Given instruction: From the entries below, copy every line where the string "memória" appears.

Supplied records:
╭──
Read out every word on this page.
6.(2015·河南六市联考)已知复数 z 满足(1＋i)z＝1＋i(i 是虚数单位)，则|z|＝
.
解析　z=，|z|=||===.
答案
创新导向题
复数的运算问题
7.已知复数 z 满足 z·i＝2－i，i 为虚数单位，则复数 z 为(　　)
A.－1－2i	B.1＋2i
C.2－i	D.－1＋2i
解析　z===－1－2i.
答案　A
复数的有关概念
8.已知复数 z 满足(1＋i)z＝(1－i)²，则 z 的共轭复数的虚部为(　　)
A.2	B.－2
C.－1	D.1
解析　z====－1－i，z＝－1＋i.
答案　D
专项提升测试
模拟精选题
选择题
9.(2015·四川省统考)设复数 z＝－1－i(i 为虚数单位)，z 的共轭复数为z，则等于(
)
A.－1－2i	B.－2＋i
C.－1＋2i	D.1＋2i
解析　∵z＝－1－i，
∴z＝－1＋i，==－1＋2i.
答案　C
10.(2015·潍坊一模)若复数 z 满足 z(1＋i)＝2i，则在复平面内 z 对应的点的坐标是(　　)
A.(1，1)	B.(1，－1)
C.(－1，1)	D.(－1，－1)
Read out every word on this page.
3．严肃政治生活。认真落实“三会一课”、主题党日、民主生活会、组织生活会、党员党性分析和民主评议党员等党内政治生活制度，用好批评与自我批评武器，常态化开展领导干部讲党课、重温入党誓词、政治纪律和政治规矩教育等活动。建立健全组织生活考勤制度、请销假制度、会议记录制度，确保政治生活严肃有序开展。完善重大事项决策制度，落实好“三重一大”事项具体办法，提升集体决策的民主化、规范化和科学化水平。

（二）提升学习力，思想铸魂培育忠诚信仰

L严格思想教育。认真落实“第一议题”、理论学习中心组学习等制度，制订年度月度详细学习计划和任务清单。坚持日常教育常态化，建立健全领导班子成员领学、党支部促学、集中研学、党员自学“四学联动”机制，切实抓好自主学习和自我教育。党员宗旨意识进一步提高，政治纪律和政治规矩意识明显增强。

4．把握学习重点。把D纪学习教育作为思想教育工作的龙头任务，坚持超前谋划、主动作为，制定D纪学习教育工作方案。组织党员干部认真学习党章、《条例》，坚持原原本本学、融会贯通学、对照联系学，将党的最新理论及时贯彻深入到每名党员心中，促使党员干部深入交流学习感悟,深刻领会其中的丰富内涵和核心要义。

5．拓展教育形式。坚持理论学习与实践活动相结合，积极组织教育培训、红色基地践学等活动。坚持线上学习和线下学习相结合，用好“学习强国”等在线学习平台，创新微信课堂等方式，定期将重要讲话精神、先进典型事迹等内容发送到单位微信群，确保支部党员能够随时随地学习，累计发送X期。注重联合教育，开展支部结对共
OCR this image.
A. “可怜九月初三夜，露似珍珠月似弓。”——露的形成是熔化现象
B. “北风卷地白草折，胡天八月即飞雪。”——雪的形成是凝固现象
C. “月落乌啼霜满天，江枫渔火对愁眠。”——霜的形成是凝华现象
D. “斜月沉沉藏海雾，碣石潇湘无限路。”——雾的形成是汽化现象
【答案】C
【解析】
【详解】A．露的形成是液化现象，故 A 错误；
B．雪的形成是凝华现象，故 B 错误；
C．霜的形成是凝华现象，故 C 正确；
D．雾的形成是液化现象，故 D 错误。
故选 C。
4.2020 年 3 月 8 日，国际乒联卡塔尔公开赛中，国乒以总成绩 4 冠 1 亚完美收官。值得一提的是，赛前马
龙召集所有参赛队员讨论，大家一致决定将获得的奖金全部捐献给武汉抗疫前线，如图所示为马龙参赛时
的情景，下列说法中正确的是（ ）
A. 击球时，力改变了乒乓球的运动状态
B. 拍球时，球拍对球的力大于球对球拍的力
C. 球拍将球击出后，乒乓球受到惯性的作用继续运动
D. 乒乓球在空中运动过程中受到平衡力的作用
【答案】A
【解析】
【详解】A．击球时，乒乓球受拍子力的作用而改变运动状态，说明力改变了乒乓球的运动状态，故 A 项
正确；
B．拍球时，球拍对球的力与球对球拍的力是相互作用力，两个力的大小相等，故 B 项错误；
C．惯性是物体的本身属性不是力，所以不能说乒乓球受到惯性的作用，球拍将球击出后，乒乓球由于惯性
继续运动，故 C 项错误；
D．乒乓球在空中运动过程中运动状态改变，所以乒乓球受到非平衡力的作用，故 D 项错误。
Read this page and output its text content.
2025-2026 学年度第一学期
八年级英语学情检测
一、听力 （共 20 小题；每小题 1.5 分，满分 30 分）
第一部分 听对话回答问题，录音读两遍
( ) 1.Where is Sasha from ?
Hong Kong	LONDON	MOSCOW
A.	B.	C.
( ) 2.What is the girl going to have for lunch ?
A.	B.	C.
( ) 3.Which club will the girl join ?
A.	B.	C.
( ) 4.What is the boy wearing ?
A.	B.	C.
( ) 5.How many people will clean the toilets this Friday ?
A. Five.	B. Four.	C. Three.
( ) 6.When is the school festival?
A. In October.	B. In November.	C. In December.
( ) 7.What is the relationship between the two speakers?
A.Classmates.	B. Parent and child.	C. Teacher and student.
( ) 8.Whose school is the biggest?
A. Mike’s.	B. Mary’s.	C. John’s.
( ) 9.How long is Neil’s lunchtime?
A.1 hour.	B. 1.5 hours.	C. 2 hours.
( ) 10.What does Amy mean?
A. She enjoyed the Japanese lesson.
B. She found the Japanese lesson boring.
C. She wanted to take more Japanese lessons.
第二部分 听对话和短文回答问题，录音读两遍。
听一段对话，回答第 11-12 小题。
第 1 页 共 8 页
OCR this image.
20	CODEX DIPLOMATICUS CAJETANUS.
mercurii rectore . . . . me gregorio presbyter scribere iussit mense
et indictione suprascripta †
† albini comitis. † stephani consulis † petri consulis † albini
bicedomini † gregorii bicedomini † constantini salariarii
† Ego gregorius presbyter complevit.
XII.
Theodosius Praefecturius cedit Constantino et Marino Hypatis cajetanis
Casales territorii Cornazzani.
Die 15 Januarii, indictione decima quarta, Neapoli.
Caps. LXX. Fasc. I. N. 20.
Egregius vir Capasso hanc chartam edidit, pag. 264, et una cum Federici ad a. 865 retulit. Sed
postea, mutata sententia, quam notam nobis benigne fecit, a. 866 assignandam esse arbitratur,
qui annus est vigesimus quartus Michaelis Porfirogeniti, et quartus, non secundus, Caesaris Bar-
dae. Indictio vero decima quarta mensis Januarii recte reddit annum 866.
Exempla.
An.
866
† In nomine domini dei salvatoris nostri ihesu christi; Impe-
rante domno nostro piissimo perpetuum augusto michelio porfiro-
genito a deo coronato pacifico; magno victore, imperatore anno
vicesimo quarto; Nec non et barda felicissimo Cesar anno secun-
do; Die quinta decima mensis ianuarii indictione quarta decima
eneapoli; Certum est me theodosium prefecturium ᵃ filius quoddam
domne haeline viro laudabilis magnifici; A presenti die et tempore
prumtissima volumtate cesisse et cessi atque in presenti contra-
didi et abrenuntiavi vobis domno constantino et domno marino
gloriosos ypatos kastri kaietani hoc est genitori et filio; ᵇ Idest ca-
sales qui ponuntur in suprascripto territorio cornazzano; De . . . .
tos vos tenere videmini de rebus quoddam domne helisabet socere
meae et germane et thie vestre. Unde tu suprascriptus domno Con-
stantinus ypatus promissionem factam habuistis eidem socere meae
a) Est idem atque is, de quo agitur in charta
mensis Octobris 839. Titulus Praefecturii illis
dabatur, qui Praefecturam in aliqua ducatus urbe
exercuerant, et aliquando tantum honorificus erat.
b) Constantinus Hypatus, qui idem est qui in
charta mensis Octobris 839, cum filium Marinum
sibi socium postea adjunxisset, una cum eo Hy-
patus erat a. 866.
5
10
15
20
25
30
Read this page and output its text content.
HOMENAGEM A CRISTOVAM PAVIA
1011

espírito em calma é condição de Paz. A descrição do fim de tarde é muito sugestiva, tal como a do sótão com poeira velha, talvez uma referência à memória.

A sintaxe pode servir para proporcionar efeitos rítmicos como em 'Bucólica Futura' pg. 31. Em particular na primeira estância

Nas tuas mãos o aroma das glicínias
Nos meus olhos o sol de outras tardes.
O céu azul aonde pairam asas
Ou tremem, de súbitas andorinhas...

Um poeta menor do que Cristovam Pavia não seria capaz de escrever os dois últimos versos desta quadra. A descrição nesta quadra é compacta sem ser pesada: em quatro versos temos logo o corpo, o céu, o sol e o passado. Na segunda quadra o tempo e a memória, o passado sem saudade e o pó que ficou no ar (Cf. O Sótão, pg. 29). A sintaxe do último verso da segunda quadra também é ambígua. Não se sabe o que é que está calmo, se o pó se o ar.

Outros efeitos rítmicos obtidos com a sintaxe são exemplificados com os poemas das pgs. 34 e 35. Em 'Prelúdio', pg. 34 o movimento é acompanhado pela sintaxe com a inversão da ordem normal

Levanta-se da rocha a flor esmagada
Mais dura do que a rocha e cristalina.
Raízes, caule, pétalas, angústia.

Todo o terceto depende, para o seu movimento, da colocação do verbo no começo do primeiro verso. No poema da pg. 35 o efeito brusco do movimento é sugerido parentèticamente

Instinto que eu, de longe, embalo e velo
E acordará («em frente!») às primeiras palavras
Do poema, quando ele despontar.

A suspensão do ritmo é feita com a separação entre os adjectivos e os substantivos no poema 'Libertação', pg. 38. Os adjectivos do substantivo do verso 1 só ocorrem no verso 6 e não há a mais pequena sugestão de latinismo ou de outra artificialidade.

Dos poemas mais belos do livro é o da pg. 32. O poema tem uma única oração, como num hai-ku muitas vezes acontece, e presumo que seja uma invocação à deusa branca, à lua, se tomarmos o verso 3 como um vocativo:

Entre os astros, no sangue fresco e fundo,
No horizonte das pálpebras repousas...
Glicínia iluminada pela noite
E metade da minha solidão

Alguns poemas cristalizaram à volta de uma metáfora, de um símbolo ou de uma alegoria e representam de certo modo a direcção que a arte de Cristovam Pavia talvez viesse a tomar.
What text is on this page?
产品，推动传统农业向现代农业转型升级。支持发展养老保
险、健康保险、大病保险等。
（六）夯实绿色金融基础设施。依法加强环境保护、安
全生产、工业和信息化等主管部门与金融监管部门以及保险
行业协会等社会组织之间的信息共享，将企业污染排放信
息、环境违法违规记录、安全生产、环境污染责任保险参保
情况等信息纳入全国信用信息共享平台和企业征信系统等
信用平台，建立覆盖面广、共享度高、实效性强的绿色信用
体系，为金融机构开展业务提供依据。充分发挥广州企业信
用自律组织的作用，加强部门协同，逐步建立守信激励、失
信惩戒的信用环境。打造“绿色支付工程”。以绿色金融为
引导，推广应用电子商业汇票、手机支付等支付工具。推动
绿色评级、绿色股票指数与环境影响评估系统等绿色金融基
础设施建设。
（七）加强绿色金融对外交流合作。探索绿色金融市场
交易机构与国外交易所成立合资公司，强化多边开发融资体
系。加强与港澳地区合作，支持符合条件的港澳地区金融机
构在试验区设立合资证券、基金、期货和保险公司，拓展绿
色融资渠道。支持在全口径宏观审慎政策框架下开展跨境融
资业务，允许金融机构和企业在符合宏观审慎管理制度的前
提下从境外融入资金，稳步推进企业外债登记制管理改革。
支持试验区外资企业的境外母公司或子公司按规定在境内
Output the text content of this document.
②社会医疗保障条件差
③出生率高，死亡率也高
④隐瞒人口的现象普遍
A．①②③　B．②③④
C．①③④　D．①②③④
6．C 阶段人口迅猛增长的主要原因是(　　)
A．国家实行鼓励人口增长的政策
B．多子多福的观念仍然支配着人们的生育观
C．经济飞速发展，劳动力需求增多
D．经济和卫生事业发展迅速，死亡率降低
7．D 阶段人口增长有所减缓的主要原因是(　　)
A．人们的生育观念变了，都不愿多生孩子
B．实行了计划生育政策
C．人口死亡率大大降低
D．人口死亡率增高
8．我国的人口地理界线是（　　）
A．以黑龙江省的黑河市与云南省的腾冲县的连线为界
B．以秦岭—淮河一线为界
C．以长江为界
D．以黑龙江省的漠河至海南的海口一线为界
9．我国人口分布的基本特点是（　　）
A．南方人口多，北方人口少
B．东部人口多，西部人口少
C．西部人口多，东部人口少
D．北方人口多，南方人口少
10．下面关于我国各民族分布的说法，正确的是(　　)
╰──
Problem solution:
espírito em calma é condição de Paz. A descrição do fim de tarde é muito sugestiva, tal como a do sótão com poeira velha, talvez uma referência à memória.
Um poeta menor do que Cristovam Pavia não seria capaz de escrever os dois últimos versos desta quadra. A descrição nesta quadra é compacta sem ser pesada: em quatro versos temos logo o corpo, o céu, o sol e o passado. Na segunda quadra o tempo e a memória, o passado sem saudade e o pó que ficou no ar (Cf. O Sótão, pg. 29). A sintaxe do último verso da segunda quadra também é ambígua. Não se sabe o que é que está calmo, se o pó se o ar.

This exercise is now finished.